## Start Record excerpts

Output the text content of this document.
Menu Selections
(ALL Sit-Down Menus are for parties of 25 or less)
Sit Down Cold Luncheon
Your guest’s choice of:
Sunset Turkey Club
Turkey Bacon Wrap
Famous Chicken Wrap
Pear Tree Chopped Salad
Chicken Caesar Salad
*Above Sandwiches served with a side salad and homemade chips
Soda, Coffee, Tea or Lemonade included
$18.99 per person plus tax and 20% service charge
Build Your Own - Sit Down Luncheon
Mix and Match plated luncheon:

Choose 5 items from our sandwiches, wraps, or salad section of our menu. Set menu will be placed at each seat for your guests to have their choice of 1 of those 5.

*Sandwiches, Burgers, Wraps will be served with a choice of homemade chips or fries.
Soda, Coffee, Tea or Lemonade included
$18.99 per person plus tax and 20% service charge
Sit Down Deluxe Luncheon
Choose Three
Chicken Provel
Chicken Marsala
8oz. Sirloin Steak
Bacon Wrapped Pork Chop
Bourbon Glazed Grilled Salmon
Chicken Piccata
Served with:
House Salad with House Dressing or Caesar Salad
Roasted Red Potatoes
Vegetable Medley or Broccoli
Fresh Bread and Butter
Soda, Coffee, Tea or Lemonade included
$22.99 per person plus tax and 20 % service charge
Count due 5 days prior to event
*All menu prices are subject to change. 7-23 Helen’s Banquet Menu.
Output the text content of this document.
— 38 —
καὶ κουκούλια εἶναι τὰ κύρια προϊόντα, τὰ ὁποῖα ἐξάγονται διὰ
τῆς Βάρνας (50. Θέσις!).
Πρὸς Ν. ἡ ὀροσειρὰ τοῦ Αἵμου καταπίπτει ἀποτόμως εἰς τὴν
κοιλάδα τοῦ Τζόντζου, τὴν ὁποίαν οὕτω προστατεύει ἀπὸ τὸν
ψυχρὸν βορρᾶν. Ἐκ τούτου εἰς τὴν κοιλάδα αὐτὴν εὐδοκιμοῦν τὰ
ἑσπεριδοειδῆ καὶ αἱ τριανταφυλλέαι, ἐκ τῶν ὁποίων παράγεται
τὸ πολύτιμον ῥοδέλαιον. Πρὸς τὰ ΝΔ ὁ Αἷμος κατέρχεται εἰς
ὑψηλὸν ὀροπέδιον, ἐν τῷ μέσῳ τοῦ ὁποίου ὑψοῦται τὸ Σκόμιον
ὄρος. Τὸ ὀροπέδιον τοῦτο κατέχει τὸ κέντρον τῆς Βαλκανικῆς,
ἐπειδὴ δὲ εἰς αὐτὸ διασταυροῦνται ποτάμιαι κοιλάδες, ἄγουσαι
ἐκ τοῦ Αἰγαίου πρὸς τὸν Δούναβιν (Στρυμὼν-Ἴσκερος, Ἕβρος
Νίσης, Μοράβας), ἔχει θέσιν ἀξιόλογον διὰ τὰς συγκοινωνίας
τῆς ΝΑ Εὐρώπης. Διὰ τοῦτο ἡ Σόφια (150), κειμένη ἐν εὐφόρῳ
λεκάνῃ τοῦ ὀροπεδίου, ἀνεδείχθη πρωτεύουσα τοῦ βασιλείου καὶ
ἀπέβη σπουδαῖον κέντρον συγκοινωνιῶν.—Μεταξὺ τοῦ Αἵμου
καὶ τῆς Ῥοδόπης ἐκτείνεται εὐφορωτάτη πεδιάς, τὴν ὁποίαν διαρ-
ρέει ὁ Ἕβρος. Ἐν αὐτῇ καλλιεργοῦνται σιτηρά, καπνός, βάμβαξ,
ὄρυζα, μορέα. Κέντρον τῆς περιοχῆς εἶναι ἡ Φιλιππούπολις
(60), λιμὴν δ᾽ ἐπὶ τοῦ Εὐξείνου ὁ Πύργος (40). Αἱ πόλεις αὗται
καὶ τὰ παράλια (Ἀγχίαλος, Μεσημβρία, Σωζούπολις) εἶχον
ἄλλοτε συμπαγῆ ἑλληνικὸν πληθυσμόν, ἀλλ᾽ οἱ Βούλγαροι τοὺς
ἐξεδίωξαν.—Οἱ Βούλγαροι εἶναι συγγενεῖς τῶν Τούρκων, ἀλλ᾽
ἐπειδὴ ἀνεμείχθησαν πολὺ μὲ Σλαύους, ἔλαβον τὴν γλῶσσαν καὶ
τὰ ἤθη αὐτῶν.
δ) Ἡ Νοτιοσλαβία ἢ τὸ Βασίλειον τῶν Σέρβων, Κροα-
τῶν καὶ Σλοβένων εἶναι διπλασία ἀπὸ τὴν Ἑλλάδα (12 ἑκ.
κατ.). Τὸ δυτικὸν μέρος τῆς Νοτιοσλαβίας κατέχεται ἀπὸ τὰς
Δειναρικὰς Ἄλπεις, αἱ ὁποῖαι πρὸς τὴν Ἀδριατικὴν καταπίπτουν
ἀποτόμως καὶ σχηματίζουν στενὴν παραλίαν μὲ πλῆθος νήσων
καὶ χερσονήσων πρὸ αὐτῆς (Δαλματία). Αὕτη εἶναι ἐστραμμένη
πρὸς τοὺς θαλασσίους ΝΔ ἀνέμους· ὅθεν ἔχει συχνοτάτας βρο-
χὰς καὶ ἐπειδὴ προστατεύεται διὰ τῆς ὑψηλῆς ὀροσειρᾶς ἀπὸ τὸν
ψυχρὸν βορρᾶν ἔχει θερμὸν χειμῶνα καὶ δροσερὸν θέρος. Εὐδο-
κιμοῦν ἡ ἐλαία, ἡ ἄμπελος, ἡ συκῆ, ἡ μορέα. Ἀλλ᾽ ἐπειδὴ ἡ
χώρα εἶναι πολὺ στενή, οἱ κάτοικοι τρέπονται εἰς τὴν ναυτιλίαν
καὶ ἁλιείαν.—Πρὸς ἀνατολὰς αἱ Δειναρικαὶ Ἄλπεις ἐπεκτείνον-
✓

## End Record excerpts

Tally the lines above containing "τοῦτο". Answer with the count only.

2